» **TASKS AND EXERCISES**:
1. In the largescale silver carp article, retype the stretch from "- Authority: Sauvage, 1884" through "introduced silver carp.".
2. According to the largescale silver carp article, whom is the fish named in honor of?

» **DOCUMENT SECTION**:
'''

Largescale silver carp
- Conservation status: Data Deficient (IUCN 3.1)

Scientific classification
- Kingdom: Animalia
- Phylum: Chordata
- Class: Actinopterygii
- Order: Cypriniformes
- Suborder: Cyprinoidei
- Family: Xenocyprididae
- Genus: Hypophthalmichthys
- Species: H. harmandi
- Binomial name: Hypophthalmichthys harmandi Sauvage, 1884
- Synonyms: Hypophthalmichthys molitrix harmandi Mai, 1978

= Largescale silver carp =

- Authority: Sauvage, 1884
- Conservation status: DD
- Synonyms: Hypophthalmichthys molitrix harmandi Mai, 1978

Species of fish

The largescale silver carp (Hypophthalmichthys harmandi) is a freshwater fish in the carp family Cyprinidae. It is native to Hainan and Vietnam.

The largescale silver carp is closely related to the silver carp, but its native range is to the south of that of the silver carp, mostly within Vietnam. Unlike bighead and silver carp, largescale silver carp have not been widely introduced around the world for use in aquaculture, although at least one introduction was made to some waters of the Soviet Union, where they hybridized with the introduced silver carp.

==Etymology==
The fish is named in honor of François-Jules Harmand, a French Navy Surgeon, naturalist and explorer of Indochina, who was the one who collected holotype.

'''

Records in a dataset:
'''

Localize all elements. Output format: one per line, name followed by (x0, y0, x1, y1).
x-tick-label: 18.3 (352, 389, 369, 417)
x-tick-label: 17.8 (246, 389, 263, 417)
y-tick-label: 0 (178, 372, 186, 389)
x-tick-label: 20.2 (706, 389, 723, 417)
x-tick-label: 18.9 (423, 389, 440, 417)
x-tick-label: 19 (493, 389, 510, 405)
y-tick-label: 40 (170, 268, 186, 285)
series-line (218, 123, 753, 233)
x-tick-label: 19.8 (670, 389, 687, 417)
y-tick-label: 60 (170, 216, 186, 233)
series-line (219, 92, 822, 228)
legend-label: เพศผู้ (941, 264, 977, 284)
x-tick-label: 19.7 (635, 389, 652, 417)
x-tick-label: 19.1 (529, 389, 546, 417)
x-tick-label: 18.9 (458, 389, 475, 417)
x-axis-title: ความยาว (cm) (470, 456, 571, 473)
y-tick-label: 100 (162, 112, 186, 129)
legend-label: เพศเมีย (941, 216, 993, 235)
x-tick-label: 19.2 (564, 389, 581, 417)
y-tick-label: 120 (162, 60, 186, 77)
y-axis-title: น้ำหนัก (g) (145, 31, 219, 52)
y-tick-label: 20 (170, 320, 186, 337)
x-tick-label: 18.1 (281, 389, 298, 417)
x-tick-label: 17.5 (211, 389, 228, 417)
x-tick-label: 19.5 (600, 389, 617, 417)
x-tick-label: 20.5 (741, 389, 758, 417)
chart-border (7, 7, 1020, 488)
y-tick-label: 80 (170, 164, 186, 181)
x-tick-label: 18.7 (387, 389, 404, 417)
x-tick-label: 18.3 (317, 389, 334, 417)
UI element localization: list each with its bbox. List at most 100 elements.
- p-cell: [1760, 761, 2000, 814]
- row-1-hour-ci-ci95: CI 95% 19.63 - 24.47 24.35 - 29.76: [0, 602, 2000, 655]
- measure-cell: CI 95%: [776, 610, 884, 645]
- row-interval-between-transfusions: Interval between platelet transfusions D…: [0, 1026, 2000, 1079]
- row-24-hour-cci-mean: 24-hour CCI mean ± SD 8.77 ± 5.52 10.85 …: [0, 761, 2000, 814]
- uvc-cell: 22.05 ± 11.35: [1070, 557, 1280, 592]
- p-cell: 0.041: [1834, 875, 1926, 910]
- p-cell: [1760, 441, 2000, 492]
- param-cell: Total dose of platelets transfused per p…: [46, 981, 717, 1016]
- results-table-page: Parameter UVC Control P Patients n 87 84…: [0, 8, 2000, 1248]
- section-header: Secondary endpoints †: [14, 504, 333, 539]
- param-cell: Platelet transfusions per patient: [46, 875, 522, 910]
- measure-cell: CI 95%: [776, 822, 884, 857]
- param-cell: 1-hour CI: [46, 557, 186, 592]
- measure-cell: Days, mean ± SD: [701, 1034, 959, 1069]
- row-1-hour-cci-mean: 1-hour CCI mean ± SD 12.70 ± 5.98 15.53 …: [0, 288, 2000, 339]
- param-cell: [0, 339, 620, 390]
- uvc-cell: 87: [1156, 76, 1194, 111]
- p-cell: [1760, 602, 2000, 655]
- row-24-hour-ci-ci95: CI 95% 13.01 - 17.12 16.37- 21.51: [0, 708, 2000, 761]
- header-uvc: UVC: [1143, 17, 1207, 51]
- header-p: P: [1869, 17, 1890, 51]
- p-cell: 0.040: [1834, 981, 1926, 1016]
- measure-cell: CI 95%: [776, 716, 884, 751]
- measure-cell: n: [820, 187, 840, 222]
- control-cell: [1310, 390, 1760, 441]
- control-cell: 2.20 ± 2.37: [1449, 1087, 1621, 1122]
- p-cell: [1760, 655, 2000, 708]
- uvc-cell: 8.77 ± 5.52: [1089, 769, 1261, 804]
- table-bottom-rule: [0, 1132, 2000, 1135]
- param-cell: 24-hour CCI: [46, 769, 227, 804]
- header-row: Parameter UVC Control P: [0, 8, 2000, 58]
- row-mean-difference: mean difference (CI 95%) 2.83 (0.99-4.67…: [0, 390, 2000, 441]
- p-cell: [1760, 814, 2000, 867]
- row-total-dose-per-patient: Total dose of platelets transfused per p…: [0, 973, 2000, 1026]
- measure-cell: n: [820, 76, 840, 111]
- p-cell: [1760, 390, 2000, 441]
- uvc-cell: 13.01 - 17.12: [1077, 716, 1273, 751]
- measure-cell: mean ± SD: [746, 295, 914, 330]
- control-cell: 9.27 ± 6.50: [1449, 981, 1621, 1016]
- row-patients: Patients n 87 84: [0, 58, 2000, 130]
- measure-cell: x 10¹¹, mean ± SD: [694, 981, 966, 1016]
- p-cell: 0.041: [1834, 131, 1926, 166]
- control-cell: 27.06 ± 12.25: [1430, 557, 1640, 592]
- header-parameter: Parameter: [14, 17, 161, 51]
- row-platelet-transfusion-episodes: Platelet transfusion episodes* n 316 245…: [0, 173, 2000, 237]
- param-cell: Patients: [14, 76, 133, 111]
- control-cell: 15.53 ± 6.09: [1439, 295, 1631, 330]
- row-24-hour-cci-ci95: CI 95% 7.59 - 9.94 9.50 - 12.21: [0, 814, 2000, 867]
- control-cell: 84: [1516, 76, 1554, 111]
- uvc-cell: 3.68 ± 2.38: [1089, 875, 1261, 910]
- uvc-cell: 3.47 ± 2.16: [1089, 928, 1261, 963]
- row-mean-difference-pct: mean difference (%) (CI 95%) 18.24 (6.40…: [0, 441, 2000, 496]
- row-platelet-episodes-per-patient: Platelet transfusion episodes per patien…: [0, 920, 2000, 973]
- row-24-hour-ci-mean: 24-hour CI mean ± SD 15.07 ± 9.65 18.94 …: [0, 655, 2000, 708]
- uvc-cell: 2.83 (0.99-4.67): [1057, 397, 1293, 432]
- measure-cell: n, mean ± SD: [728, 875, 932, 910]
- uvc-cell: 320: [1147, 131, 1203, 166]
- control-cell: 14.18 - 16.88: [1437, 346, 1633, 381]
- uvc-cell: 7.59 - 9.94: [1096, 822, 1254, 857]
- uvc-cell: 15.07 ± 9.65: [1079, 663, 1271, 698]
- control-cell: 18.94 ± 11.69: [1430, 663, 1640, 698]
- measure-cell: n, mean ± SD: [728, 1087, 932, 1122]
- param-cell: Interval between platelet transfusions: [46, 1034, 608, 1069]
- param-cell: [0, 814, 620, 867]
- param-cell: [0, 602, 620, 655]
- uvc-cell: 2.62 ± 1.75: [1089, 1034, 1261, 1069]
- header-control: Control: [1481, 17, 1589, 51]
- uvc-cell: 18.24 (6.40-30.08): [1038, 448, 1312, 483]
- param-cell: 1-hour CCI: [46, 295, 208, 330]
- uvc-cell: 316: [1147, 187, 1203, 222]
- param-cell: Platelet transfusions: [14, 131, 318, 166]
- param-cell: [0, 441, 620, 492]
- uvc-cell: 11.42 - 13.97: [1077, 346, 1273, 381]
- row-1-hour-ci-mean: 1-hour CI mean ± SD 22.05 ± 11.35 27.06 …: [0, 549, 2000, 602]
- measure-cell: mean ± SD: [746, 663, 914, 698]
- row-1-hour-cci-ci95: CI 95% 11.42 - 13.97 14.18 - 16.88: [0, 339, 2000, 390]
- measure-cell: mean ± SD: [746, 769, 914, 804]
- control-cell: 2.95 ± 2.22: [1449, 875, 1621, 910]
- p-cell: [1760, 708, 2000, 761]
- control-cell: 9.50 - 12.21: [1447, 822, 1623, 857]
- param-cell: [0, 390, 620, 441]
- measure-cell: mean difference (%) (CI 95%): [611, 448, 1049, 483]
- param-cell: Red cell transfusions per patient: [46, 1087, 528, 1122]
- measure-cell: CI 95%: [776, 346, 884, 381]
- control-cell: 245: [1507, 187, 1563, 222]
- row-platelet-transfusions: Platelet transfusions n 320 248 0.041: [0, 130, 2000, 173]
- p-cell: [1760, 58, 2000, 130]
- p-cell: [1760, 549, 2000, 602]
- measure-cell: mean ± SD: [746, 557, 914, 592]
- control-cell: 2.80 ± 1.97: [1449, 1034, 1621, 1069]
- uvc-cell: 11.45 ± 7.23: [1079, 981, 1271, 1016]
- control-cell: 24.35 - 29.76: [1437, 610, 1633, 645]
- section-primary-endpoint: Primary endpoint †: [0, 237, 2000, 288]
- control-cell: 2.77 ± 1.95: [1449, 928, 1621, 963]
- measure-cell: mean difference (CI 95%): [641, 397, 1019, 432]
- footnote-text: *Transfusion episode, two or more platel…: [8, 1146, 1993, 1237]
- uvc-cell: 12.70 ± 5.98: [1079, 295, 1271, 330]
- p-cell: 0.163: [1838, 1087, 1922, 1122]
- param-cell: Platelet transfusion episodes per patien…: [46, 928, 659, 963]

'''

» **PROBLEM SOLUTIONS**:
1.
- Authority: Sauvage, 1884
- Conservation status: DD
- Synonyms: Hypophthalmichthys molitrix harmandi Mai, 1978

Species of fish

The largescale silver carp (Hypophthalmichthys harmandi) is a freshwater fish in the carp family Cyprinidae. It is native to Hainan and Vietnam.

The largescale silver carp is closely related to the silver carp, but its native range is to the south of that of the silver carp, mostly within Vietnam. Unlike bighead and silver carp, largescale silver carp have not been widely introduced around the world for use in aquaculture, although at least one introduction was made to some waters of the Soviet Union, where they hybridized with the introduced silver carp.

2. François-Jules Harmand, a French Navy surgeon, naturalist and explorer of Indochina.